- WORK TO BE COMPLETED
Locate every line in the records below that contains the word "rate", and copy each one.

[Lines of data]
----

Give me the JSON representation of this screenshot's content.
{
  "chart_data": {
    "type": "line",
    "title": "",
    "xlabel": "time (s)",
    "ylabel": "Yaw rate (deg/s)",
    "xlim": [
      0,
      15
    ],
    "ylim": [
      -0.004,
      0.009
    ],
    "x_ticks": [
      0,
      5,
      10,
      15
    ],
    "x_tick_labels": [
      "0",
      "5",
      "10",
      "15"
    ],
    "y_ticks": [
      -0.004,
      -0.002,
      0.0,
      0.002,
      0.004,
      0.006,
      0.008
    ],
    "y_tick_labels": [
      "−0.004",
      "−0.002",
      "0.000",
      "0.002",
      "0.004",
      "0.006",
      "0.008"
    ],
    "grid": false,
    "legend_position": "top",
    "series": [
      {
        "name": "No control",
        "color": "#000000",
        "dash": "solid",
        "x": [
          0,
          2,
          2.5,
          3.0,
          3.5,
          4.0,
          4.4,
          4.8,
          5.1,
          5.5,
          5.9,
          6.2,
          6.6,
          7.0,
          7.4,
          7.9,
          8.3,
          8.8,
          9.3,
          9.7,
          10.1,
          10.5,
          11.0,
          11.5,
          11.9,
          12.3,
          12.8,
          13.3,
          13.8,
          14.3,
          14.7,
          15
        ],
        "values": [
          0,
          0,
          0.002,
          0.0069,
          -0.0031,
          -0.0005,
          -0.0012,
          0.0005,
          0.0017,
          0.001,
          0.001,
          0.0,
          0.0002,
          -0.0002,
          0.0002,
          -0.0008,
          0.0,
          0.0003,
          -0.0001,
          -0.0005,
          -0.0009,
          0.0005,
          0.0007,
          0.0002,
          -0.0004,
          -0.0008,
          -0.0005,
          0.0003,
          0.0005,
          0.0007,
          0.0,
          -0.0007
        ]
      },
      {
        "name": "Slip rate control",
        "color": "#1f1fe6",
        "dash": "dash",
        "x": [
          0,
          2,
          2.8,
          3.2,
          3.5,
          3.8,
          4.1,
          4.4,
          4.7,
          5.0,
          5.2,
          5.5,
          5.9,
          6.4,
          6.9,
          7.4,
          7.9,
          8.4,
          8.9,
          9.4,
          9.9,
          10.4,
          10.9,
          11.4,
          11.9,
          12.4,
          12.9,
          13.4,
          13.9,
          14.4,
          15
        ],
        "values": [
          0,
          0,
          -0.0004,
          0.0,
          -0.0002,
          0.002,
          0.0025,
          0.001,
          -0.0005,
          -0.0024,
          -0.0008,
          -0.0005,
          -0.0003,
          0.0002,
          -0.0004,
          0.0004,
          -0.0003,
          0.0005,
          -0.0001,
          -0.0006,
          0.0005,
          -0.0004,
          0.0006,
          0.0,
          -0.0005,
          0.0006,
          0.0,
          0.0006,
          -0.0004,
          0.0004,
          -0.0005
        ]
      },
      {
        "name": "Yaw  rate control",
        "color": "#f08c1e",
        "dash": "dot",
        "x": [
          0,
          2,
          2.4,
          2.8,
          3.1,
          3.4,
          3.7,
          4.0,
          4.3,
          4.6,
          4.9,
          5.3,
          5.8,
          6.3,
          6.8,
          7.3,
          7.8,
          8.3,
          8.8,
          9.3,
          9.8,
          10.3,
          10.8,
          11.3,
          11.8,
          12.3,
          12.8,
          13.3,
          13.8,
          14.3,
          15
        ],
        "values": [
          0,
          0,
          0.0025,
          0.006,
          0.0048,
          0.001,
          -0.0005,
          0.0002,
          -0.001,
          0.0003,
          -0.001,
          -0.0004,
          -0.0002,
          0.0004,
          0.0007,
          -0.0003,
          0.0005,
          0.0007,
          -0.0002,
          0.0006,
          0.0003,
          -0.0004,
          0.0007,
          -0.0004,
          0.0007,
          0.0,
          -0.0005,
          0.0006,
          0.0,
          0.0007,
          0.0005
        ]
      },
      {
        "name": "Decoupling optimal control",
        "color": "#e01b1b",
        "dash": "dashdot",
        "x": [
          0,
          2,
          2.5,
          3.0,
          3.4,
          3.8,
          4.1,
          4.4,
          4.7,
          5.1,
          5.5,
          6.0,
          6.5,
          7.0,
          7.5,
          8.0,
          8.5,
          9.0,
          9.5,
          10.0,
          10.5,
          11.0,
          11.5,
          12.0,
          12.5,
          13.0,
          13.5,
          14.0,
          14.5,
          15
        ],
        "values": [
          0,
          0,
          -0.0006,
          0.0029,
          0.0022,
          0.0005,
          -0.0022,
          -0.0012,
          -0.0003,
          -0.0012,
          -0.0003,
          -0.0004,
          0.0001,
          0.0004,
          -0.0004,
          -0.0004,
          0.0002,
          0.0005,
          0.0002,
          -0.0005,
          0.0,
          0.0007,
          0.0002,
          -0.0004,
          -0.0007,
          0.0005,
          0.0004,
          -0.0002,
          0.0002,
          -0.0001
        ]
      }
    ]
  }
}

----

- OUTPUT FOR THIS TASK
    "ylabel": "Yaw rate (deg/s)",
        "name": "Slip rate control",
        "name": "Yaw  rate control",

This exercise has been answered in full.